• **Short task**
Rewrite the part of the material that opens with the line containing "Patent image size: (995, 565)." and closes with the line containing "The scan layer 18 is at (275, 242).", changing "traffic measuring device" to "traffic monitoring device" and leaving everything else the same. Give only those lines.

BEGIN

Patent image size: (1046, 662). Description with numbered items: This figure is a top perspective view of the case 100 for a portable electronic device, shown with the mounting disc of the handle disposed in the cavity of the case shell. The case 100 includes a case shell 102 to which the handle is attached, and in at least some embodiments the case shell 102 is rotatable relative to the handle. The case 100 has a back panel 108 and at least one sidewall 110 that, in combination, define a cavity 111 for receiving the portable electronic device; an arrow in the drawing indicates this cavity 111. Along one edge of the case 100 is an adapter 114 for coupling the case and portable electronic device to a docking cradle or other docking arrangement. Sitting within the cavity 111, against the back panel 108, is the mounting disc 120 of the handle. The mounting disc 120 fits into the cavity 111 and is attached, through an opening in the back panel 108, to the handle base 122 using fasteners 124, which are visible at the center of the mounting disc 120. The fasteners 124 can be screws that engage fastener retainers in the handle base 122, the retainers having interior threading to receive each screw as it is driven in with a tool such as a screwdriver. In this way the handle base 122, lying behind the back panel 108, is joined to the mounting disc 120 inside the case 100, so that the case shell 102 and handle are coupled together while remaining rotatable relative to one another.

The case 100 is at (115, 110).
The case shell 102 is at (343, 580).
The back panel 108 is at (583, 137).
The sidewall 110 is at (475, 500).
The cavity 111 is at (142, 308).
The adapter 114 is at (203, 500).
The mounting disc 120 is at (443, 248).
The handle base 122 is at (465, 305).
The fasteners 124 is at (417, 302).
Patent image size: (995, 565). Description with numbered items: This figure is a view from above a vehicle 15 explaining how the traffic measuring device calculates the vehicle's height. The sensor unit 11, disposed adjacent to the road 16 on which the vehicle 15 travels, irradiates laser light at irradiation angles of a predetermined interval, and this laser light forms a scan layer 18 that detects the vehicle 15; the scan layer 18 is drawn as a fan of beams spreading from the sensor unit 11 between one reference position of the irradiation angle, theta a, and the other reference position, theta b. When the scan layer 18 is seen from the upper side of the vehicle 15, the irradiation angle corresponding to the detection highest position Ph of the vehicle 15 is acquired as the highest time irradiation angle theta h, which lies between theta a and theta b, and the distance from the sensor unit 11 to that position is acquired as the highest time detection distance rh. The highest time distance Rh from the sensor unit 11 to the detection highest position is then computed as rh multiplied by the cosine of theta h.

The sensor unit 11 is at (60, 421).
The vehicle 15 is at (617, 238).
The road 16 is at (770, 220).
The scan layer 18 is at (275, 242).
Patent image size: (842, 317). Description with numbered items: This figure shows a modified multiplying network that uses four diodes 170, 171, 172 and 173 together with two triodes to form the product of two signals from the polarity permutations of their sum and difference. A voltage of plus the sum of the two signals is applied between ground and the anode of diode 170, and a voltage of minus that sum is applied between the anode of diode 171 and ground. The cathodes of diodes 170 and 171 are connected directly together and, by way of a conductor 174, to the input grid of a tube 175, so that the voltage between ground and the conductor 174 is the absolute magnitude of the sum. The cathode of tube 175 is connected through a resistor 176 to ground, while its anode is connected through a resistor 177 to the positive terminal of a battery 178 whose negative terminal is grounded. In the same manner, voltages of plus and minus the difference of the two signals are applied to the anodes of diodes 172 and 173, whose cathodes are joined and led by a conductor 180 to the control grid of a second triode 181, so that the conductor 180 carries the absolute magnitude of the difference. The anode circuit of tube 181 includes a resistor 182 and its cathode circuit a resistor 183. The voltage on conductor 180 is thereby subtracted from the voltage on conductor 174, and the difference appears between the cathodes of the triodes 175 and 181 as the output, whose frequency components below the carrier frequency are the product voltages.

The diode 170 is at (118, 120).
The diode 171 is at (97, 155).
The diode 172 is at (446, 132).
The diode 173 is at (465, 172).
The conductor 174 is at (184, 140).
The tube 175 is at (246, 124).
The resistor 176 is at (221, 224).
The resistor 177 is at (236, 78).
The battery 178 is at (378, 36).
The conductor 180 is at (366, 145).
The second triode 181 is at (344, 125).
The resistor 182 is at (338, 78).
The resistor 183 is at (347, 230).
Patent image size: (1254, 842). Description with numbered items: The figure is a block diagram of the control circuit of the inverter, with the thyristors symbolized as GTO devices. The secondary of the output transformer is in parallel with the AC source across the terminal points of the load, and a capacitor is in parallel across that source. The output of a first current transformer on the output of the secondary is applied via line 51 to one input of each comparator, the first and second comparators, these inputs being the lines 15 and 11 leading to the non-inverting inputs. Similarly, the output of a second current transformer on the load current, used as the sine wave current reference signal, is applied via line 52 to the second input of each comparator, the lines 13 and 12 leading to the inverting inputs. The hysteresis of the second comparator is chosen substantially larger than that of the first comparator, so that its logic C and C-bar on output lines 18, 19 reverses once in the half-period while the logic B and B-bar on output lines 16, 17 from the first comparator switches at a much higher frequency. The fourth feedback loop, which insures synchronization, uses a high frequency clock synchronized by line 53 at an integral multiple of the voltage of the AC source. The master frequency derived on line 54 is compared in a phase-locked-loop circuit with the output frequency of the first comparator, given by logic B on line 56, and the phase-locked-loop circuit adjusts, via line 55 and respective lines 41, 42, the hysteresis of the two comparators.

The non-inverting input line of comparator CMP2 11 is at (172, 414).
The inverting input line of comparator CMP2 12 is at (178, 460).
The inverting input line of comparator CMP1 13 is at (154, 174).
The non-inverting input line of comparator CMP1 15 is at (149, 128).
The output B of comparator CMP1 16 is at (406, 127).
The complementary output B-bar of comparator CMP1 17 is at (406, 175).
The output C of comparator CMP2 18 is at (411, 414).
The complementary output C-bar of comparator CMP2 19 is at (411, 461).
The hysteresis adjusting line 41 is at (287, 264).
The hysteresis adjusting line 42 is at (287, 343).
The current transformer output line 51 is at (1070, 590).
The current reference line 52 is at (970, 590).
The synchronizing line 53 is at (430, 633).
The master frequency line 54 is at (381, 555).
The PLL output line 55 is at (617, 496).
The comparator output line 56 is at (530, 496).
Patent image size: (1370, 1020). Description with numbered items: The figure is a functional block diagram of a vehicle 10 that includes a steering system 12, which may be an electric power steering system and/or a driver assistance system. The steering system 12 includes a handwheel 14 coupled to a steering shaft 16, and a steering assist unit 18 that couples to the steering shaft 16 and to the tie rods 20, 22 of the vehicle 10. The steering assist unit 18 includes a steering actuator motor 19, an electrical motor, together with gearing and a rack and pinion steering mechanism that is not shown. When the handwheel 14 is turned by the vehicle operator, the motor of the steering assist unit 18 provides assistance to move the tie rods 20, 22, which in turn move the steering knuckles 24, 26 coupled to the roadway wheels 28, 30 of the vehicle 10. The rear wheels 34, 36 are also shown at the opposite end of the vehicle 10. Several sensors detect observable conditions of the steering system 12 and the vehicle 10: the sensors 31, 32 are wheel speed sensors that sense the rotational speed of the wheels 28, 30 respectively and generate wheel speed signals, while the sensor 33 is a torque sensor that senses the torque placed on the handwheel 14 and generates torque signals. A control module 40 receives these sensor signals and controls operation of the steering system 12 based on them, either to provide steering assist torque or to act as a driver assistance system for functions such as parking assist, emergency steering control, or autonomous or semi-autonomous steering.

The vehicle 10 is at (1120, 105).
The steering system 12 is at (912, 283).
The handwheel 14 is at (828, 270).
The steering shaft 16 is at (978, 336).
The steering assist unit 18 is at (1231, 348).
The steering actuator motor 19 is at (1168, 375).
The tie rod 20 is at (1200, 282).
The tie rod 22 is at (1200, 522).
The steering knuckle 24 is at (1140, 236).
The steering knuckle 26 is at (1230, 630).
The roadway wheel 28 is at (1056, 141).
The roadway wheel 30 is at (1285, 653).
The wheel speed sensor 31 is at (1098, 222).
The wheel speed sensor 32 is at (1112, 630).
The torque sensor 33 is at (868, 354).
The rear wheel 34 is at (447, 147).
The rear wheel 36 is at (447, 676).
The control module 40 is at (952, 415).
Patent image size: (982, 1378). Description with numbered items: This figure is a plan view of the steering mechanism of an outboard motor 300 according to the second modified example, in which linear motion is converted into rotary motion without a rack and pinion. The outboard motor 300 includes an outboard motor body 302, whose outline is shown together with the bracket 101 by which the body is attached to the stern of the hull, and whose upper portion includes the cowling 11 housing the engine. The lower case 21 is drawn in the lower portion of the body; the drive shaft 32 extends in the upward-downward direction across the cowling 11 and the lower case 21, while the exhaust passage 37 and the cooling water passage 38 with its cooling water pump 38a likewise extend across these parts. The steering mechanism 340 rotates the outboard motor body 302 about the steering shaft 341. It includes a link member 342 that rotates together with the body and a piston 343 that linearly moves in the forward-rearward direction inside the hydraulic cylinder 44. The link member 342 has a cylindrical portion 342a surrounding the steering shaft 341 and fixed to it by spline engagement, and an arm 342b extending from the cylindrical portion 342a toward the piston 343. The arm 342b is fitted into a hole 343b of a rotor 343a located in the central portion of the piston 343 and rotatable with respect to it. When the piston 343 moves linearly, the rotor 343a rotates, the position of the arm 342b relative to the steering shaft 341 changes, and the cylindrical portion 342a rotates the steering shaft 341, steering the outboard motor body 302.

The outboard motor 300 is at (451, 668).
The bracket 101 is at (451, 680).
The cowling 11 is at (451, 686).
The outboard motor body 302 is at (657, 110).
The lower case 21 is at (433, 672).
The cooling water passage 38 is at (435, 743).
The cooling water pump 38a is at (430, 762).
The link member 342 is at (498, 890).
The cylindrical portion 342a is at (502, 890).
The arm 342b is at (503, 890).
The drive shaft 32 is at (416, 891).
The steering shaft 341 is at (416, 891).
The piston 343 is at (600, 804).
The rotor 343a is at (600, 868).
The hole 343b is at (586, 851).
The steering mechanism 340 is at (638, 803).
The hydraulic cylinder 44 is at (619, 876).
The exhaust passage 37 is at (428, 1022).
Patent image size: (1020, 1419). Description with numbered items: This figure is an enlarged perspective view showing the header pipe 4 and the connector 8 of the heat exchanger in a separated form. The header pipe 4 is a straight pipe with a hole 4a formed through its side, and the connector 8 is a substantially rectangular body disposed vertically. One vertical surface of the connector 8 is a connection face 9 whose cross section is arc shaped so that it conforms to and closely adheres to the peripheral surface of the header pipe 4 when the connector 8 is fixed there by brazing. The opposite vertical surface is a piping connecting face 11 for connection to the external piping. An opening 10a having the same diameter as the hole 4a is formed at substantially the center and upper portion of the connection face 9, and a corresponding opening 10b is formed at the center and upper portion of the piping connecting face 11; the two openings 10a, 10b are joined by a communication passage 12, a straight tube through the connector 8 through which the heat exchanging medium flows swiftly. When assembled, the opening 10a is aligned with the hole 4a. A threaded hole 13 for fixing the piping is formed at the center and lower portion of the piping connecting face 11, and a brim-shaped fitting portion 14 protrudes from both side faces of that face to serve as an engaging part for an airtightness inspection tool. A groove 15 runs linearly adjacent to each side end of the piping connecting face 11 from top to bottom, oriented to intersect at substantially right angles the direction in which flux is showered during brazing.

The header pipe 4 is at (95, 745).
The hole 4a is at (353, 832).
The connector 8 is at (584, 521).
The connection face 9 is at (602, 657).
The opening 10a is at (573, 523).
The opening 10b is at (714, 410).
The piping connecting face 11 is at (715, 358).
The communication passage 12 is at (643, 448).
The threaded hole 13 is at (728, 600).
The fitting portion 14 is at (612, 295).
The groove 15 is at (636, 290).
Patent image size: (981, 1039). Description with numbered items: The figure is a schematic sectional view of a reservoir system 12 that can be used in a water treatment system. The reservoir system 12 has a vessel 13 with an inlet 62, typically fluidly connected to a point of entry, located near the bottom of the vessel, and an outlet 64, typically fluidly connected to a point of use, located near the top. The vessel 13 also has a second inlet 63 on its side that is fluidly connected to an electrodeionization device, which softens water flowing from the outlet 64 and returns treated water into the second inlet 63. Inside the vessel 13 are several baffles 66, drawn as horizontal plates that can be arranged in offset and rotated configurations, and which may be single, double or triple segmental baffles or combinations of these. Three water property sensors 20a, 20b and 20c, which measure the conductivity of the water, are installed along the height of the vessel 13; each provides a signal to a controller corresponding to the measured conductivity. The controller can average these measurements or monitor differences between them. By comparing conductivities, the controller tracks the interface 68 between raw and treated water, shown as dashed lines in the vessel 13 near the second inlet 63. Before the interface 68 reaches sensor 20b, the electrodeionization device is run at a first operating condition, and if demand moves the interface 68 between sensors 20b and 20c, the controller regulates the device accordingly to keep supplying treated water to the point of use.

END

• **Task answer**
Patent image size: (995, 565). Description with numbered items: This figure is a view from above a vehicle 15 explaining how the traffic monitoring device calculates the vehicle's height. The sensor unit 11, disposed adjacent to the road 16 on which the vehicle 15 travels, irradiates laser light at irradiation angles of a predetermined interval, and this laser light forms a scan layer 18 that detects the vehicle 15; the scan layer 18 is drawn as a fan of beams spreading from the sensor unit 11 between one reference position of the irradiation angle, theta a, and the other reference position, theta b. When the scan layer 18 is seen from the upper side of the vehicle 15, the irradiation angle corresponding to the detection highest position Ph of the vehicle 15 is acquired as the highest time irradiation angle theta h, which lies between theta a and theta b, and the distance from the sensor unit 11 to that position is acquired as the highest time detection distance rh. The highest time distance Rh from the sensor unit 11 to the detection highest position is then computed as rh multiplied by the cosine of theta h.

The sensor unit 11 is at (60, 421).
The vehicle 15 is at (617, 238).
The road 16 is at (770, 220).
The scan layer 18 is at (275, 242).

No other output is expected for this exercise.